──────── Source data

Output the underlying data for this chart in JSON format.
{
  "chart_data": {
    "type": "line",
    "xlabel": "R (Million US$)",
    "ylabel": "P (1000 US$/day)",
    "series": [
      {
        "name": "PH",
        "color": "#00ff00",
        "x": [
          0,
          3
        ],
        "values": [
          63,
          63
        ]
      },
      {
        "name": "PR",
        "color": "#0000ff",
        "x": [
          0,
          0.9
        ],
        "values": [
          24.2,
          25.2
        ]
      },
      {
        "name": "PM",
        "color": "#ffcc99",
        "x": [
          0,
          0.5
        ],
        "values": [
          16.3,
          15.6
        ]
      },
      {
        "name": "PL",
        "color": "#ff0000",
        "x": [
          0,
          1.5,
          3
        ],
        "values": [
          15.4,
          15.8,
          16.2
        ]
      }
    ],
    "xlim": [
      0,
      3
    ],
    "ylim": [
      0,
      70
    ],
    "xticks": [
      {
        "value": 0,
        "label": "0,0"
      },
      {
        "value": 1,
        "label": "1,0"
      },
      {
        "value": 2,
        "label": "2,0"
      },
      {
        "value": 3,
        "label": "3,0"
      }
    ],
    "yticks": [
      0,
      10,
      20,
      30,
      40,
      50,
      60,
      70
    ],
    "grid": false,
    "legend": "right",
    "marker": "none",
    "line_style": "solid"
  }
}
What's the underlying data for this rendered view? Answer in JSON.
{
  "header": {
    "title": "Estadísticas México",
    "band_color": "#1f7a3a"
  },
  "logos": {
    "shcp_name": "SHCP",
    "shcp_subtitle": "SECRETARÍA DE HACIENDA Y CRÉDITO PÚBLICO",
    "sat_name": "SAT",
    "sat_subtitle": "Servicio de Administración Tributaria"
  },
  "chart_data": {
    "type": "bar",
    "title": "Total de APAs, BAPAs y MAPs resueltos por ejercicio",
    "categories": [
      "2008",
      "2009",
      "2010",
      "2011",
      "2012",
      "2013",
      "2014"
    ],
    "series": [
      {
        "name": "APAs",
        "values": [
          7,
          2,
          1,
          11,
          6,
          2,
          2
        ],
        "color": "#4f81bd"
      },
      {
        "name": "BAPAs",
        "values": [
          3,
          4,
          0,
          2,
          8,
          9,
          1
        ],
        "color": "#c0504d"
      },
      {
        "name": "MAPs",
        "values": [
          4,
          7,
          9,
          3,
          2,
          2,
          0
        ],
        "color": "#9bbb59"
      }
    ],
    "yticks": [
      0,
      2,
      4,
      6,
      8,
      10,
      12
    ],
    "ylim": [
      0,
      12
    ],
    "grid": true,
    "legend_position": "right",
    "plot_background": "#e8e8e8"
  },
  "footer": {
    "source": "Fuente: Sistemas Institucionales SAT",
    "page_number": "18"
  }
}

────────────────

Instructions for the task: Using the data above, print every record exactly as shown.

Task solution:
Output the underlying data for this chart in JSON format.
{
  "chart_data": {
    "type": "line",
    "xlabel": "R (Million US$)",
    "ylabel": "P (1000 US$/day)",
    "series": [
      {
        "name": "PH",
        "color": "#00ff00",
        "x": [
          0,
          3
        ],
        "values": [
          63,
          63
        ]
      },
      {
        "name": "PR",
        "color": "#0000ff",
        "x": [
          0,
          0.9
        ],
        "values": [
          24.2,
          25.2
        ]
      },
      {
        "name": "PM",
        "color": "#ffcc99",
        "x": [
          0,
          0.5
        ],
        "values": [
          16.3,
          15.6
        ]
      },
      {
        "name": "PL",
        "color": "#ff0000",
        "x": [
          0,
          1.5,
          3
        ],
        "values": [
          15.4,
          15.8,
          16.2
        ]
      }
    ],
    "xlim": [
      0,
      3
    ],
    "ylim": [
      0,
      70
    ],
    "xticks": [
      {
        "value": 0,
        "label": "0,0"
      },
      {
        "value": 1,
        "label": "1,0"
      },
      {
        "value": 2,
        "label": "2,0"
      },
      {
        "value": 3,
        "label": "3,0"
      }
    ],
    "yticks": [
      0,
      10,
      20,
      30,
      40,
      50,
      60,
      70
    ],
    "grid": false,
    "legend": "right",
    "marker": "none",
    "line_style": "solid"
  }
}
What's the underlying data for this rendered view? Answer in JSON.
{
  "header": {
    "title": "Estadísticas México",
    "band_color": "#1f7a3a"
  },
  "logos": {
    "shcp_name": "SHCP",
    "shcp_subtitle": "SECRETARÍA DE HACIENDA Y CRÉDITO PÚBLICO",
    "sat_name": "SAT",
    "sat_subtitle": "Servicio de Administración Tributaria"
  },
  "chart_data": {
    "type": "bar",
    "title": "Total de APAs, BAPAs y MAPs resueltos por ejercicio",
    "categories": [
      "2008",
      "2009",
      "2010",
      "2011",
      "2012",
      "2013",
      "2014"
    ],
    "series": [
      {
        "name": "APAs",
        "values": [
          7,
          2,
          1,
          11,
          6,
          2,
          2
        ],
        "color": "#4f81bd"
      },
      {
        "name": "BAPAs",
        "values": [
          3,
          4,
          0,
          2,
          8,
          9,
          1
        ],
        "color": "#c0504d"
      },
      {
        "name": "MAPs",
        "values": [
          4,
          7,
          9,
          3,
          2,
          2,
          0
        ],
        "color": "#9bbb59"
      }
    ],
    "yticks": [
      0,
      2,
      4,
      6,
      8,
      10,
      12
    ],
    "ylim": [
      0,
      12
    ],
    "grid": true,
    "legend_position": "right",
    "plot_background": "#e8e8e8"
  },
  "footer": {
    "source": "Fuente: Sistemas Institucionales SAT",
    "page_number": "18"
  }
}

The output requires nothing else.